AIM
Render all of the material below as a Markdown table with two columns, Row and Entry. Give each line its own numbered row, skip blank lines, and leave out the pictures.

STORED DATA
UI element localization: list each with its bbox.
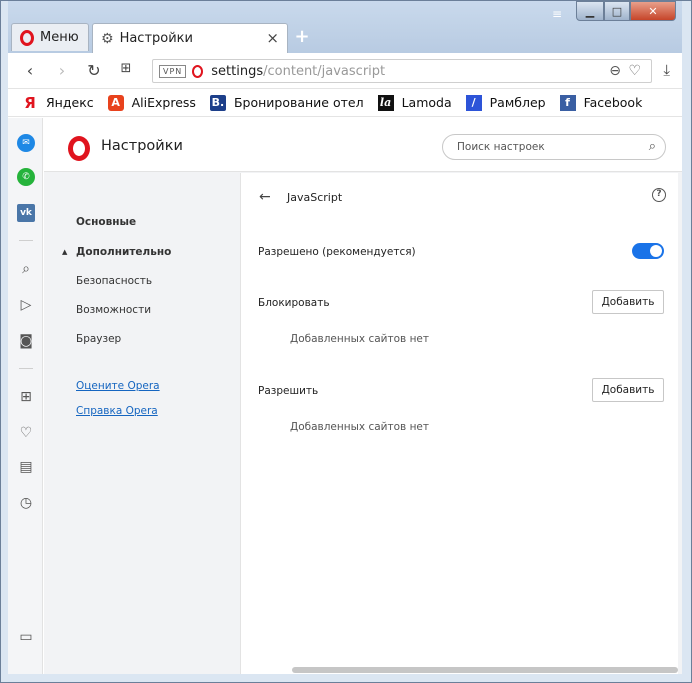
nav-item-security[interactable]: Безопасность — [76, 275, 152, 287]
tab-settings[interactable]: ⚙ Настройки × — [92, 23, 288, 53]
gear-icon: ⚙ — [101, 30, 114, 47]
settings-page: Настройки Поиск настроек ⌕ Основные ▲ До… — [44, 118, 682, 674]
allowed-label: Разрешено (рекомендуется) — [258, 246, 416, 258]
nav-item-browser[interactable]: Браузер — [76, 333, 121, 345]
forward-arrow-icon[interactable]: › — [52, 61, 72, 80]
sidebar-divider — [19, 240, 33, 241]
back-arrow-icon[interactable]: ← — [259, 189, 271, 205]
menu-label: Меню — [40, 30, 79, 45]
search-icon[interactable]: ⌕ — [649, 139, 656, 154]
bookmark-lamoda[interactable]: la Lamoda — [377, 94, 452, 111]
url-host: settings — [211, 63, 264, 79]
nav-item-basic[interactable]: Основные — [76, 216, 136, 228]
reload-icon[interactable]: ↻ — [84, 61, 104, 80]
search-icon[interactable]: ⌕ — [17, 260, 35, 278]
block-label: Блокировать — [258, 297, 330, 309]
bookmark-label: AliExpress — [131, 95, 196, 110]
bookmark-facebook[interactable]: f Facebook — [559, 94, 643, 111]
yandex-icon: Я — [24, 93, 36, 112]
download-icon[interactable]: ⤓ — [663, 61, 670, 79]
opera-url-icon — [192, 64, 204, 78]
bookmark-label: Яндекс — [46, 95, 94, 110]
page-title: Настройки — [101, 138, 183, 154]
window-content: ≡ ▁ □ ✕ Меню ⚙ Настройки × + ‹ › ↻ ⊞ VPN… — [8, 1, 682, 674]
close-tab-icon[interactable]: × — [266, 29, 279, 47]
sidebar-toggle-icon[interactable]: ▭ — [17, 628, 35, 646]
url-field[interactable]: VPN settings/content/javascript ⊖ ♡ — [152, 59, 652, 83]
nav-item-features[interactable]: Возможности — [76, 304, 151, 316]
news-icon[interactable]: ▤ — [17, 458, 35, 476]
settings-header: Настройки Поиск настроек ⌕ — [44, 118, 682, 172]
bookmarks-bar: Я Яндекс A AliExpress B. Бронирование от… — [8, 89, 682, 117]
address-bar: ‹ › ↻ ⊞ VPN settings/content/javascript … — [8, 53, 682, 89]
allow-add-button[interactable]: Добавить — [592, 378, 664, 402]
vpn-badge[interactable]: VPN — [159, 64, 187, 78]
heart-icon[interactable]: ♡ — [628, 63, 641, 79]
help-icon[interactable]: ? — [652, 188, 666, 202]
snapshot-icon[interactable]: ⊖ — [609, 63, 621, 79]
tab-label: Настройки — [119, 31, 193, 46]
back-arrow-icon[interactable]: ‹ — [20, 61, 40, 80]
new-tab-button[interactable]: + — [292, 27, 312, 47]
facebook-icon: f — [559, 94, 576, 111]
block-empty-text: Добавленных сайтов нет — [290, 333, 430, 345]
bookmark-label: Бронирование отел — [233, 95, 364, 110]
rate-opera-link[interactable]: Оцените Opera — [76, 380, 160, 392]
speed-dial-icon[interactable]: ⊞ — [17, 388, 35, 406]
settings-nav: Основные ▲ Дополнительно Безопасность Во… — [44, 173, 240, 674]
opera-logo-icon — [20, 29, 34, 46]
toggle-knob — [650, 245, 662, 257]
bookmark-yandex[interactable]: Я Яндекс — [22, 93, 94, 112]
messenger-icon[interactable]: ✉ — [17, 134, 35, 152]
allow-label: Разрешить — [258, 385, 319, 397]
lamoda-icon: la — [377, 94, 394, 111]
tab-menu-icon[interactable]: ≡ — [552, 7, 562, 21]
camera-icon[interactable]: ◙ — [17, 332, 35, 350]
browser-window: ≡ ▁ □ ✕ Меню ⚙ Настройки × + ‹ › ↻ ⊞ VPN… — [0, 0, 692, 683]
bookmark-label: Lamoda — [401, 95, 452, 110]
bookmark-booking[interactable]: B. Бронирование отел — [209, 94, 364, 111]
tab-strip: ≡ ▁ □ ✕ Меню ⚙ Настройки × + — [8, 1, 682, 53]
javascript-settings-panel: ← JavaScript ? Разрешено (рекомендуется)… — [240, 173, 678, 674]
opera-help-link[interactable]: Справка Opera — [76, 405, 158, 417]
url-path: /content/javascript — [263, 63, 386, 79]
bookmark-label: Рамблер — [489, 95, 546, 110]
opera-logo-icon — [68, 136, 90, 161]
panel-title: JavaScript — [287, 191, 343, 204]
minimize-button[interactable]: ▁ — [576, 1, 604, 21]
aliexpress-icon: A — [107, 94, 124, 111]
close-window-button[interactable]: ✕ — [630, 1, 676, 21]
block-add-button[interactable]: Добавить — [592, 290, 664, 314]
settings-search-input[interactable]: Поиск настроек ⌕ — [442, 134, 666, 160]
opera-sidebar: ✉ ✆ vk ⌕ ▷ ◙ ⊞ ♡ ▤ ◷ ▭ — [8, 118, 43, 674]
whatsapp-icon[interactable]: ✆ — [17, 168, 35, 186]
history-icon[interactable]: ◷ — [17, 494, 35, 512]
bookmark-label: Facebook — [583, 95, 643, 110]
maximize-button[interactable]: □ — [604, 1, 630, 21]
tab-row: Меню ⚙ Настройки × + — [8, 23, 682, 53]
heart-icon[interactable]: ♡ — [17, 424, 35, 442]
vk-icon[interactable]: vk — [17, 204, 35, 222]
sidebar-divider — [19, 368, 33, 369]
caret-up-icon[interactable]: ▲ — [62, 248, 67, 256]
horizontal-scrollbar[interactable] — [292, 667, 678, 673]
search-placeholder: Поиск настроек — [457, 141, 545, 153]
bookmark-aliexpress[interactable]: A AliExpress — [107, 94, 196, 111]
window-controls: ▁ □ ✕ — [576, 1, 676, 21]
booking-icon: B. — [209, 94, 226, 111]
allow-empty-text: Добавленных сайтов нет — [290, 421, 430, 433]
speed-dial-icon[interactable]: ⊞ — [116, 61, 136, 76]
opera-menu-button[interactable]: Меню — [11, 23, 89, 51]
rambler-icon: / — [465, 94, 482, 111]
bookmark-rambler[interactable]: / Рамблер — [465, 94, 546, 111]
nav-item-advanced[interactable]: Дополнительно — [76, 246, 171, 258]
send-icon[interactable]: ▷ — [17, 296, 35, 314]
javascript-toggle[interactable] — [632, 243, 664, 259]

CORRECT RESPONSE
| Row | Entry |
|---|---|
| 1 | UI element localization: list each with its bbox. |
| 2 | nav-item-security[interactable]: Безопасность — [76, 275, 152, 287] |
| 3 | tab-settings[interactable]: ⚙ Настройки × — [92, 23, 288, 53] |
| 4 | gear-icon: ⚙ — [101, 30, 114, 47] |
| 5 | settings-page: Настройки Поиск настроек ⌕ Основные ▲ До… — [44, 118, 682, 674] |
| 6 | allowed-label: Разрешено (рекомендуется) — [258, 246, 416, 258] |
| 7 | nav-item-browser[interactable]: Браузер — [76, 333, 121, 345] |
| 8 | forward-arrow-icon[interactable]: › — [52, 61, 72, 80] |
| 9 | sidebar-divider — [19, 240, 33, 241] |
| 10 | back-arrow-icon[interactable]: ← — [259, 189, 271, 205] |
| 11 | menu-label: Меню — [40, 30, 79, 45] |
| 12 | search-icon[interactable]: ⌕ — [649, 139, 656, 154] |
| 13 | bookmark-lamoda[interactable]: la Lamoda — [377, 94, 452, 111] |
| 14 | url-host: settings — [211, 63, 264, 79] |
| 15 | nav-item-basic[interactable]: Основные — [76, 216, 136, 228] |
| 16 | reload-icon[interactable]: ↻ — [84, 61, 104, 80] |
| 17 | search-icon[interactable]: ⌕ — [17, 260, 35, 278] |
| 18 | block-label: Блокировать — [258, 297, 330, 309] |
| 19 | bookmark-label: AliExpress — [131, 95, 196, 110] |
| 20 | bookmark-facebook[interactable]: f Facebook — [559, 94, 643, 111] |
| 21 | yandex-icon: Я — [24, 93, 36, 112] |
| 22 | download-icon[interactable]: ⤓ — [663, 61, 670, 79] |
| 23 | opera-url-icon — [192, 64, 204, 78] |
| 24 | bookmark-label: Яндекс — [46, 95, 94, 110] |
| 25 | page-title: Настройки — [101, 138, 183, 154] |
| 26 | window-content: ≡ ▁ □ ✕ Меню ⚙ Настройки × + ‹ › ↻ ⊞ VPN… — [8, 1, 682, 674] |
| 27 | close-tab-icon[interactable]: × — [266, 29, 279, 47] |
| 28 | sidebar-toggle-icon[interactable]: ▭ — [17, 628, 35, 646] |
| 29 | url-field[interactable]: VPN settings/content/javascript ⊖ ♡ — [152, 59, 652, 83] |
| 30 | nav-item-features[interactable]: Возможности — [76, 304, 151, 316] |
| 31 | news-icon[interactable]: ▤ — [17, 458, 35, 476] |
| 32 | settings-header: Настройки Поиск настроек ⌕ — [44, 118, 682, 172] |
| 33 | bookmarks-bar: Я Яндекс A AliExpress B. Бронирование от… — [8, 89, 682, 117] |
| 34 | address-bar: ‹ › ↻ ⊞ VPN settings/content/javascript … — [8, 53, 682, 89] |
| 35 | allow-add-button[interactable]: Добавить — [592, 378, 664, 402] |
| 36 | vpn-badge[interactable]: VPN — [159, 64, 187, 78] |
| 37 | heart-icon[interactable]: ♡ — [628, 63, 641, 79] |
| 38 | help-icon[interactable]: ? — [652, 188, 666, 202] |
| 39 | snapshot-icon[interactable]: ⊖ — [609, 63, 621, 79] |
| 40 | tab-label: Настройки — [119, 31, 193, 46] |
| 41 | back-arrow-icon[interactable]: ‹ — [20, 61, 40, 80] |
| 42 | new-tab-button[interactable]: + — [292, 27, 312, 47] |
| 43 | facebook-icon: f — [559, 94, 576, 111] |
| 44 | block-empty-text: Добавленных сайтов нет — [290, 333, 430, 345] |
| 45 | bookmark-label: Бронирование отел — [233, 95, 364, 110] |
| 46 | rate-opera-link[interactable]: Оцените Opera — [76, 380, 160, 392] |
| 47 | speed-dial-icon[interactable]: ⊞ — [17, 388, 35, 406] |
| 48 | settings-nav: Основные ▲ Дополнительно Безопасность Во… — [44, 173, 240, 674] |
| 49 | opera-logo-icon — [20, 29, 34, 46] |
| 50 | toggle-knob — [650, 245, 662, 257] |
| 51 | bookmark-yandex[interactable]: Я Яндекс — [22, 93, 94, 112] |
| 52 | messenger-icon[interactable]: ✉ — [17, 134, 35, 152] |
| 53 | allow-label: Разрешить — [258, 385, 319, 397] |
| 54 | lamoda-icon: la — [377, 94, 394, 111] |
| 55 | tab-menu-icon[interactable]: ≡ — [552, 7, 562, 21] |
| 56 | camera-icon[interactable]: ◙ — [17, 332, 35, 350] |
| 57 | browser-window: ≡ ▁ □ ✕ Меню ⚙ Настройки × + ‹ › ↻ ⊞ VPN… — [0, 0, 692, 683] |
| 58 | bookmark-label: Lamoda — [401, 95, 452, 110] |
| 59 | bookmark-booking[interactable]: B. Бронирование отел — [209, 94, 364, 111] |
| 60 | tab-strip: ≡ ▁ □ ✕ Меню ⚙ Настройки × + — [8, 1, 682, 53] |
| 61 | javascript-settings-panel: ← JavaScript ? Разрешено (рекомендуется)… — [240, 173, 678, 674] |
| 62 | opera-help-link[interactable]: Справка Opera — [76, 405, 158, 417] |
| 63 | url-path: /content/javascript — [263, 63, 386, 79] |
| 64 | bookmark-label: Рамблер — [489, 95, 546, 110] |
| 65 | opera-logo-icon — [68, 136, 90, 161] |
| 66 | panel-title: JavaScript — [287, 191, 343, 204] |
| 67 | minimize-button[interactable]: ▁ — [576, 1, 604, 21] |
| 68 | aliexpress-icon: A — [107, 94, 124, 111] |
| 69 | close-window-button[interactable]: ✕ — [630, 1, 676, 21] |
| 70 | block-add-button[interactable]: Добавить — [592, 290, 664, 314] |
| 71 | settings-search-input[interactable]: Поиск настроек ⌕ — [442, 134, 666, 160] |
| 72 | opera-sidebar: ✉ ✆ vk ⌕ ▷ ◙ ⊞ ♡ ▤ ◷ ▭ — [8, 118, 43, 674] |
| 73 | whatsapp-icon[interactable]: ✆ — [17, 168, 35, 186] |
| 74 | history-icon[interactable]: ◷ — [17, 494, 35, 512] |
| 75 | bookmark-label: Facebook — [583, 95, 643, 110] |
| 76 | maximize-button[interactable]: □ — [604, 1, 630, 21] |
| 77 | tab-row: Меню ⚙ Настройки × + — [8, 23, 682, 53] |
| 78 | heart-icon[interactable]: ♡ — [17, 424, 35, 442] |
| 79 | vk-icon[interactable]: vk — [17, 204, 35, 222] |
| 80 | sidebar-divider — [19, 368, 33, 369] |
| 81 | caret-up-icon[interactable]: ▲ — [62, 248, 67, 256] |
| 82 | horizontal-scrollbar[interactable] — [292, 667, 678, 673] |
| 83 | search-placeholder: Поиск настроек — [457, 141, 545, 153] |
| 84 | bookmark-aliexpress[interactable]: A AliExpress — [107, 94, 196, 111] |
| 85 | window-controls: ▁ □ ✕ — [576, 1, 676, 21] |
| 86 | booking-icon: B. — [209, 94, 226, 111] |
| 87 | allow-empty-text: Добавленных сайтов нет — [290, 421, 430, 433] |
| 88 | speed-dial-icon[interactable]: ⊞ — [116, 61, 136, 76] |
| 89 | opera-menu-button[interactable]: Меню — [11, 23, 89, 51] |
| 90 | rambler-icon: / — [465, 94, 482, 111] |
| 91 | bookmark-rambler[interactable]: / Рамблер — [465, 94, 546, 111] |
| 92 | nav-item-advanced[interactable]: Дополнительно — [76, 246, 171, 258] |
| 93 | send-icon[interactable]: ▷ — [17, 296, 35, 314] |
| 94 | javascript-toggle[interactable] — [632, 243, 664, 259] |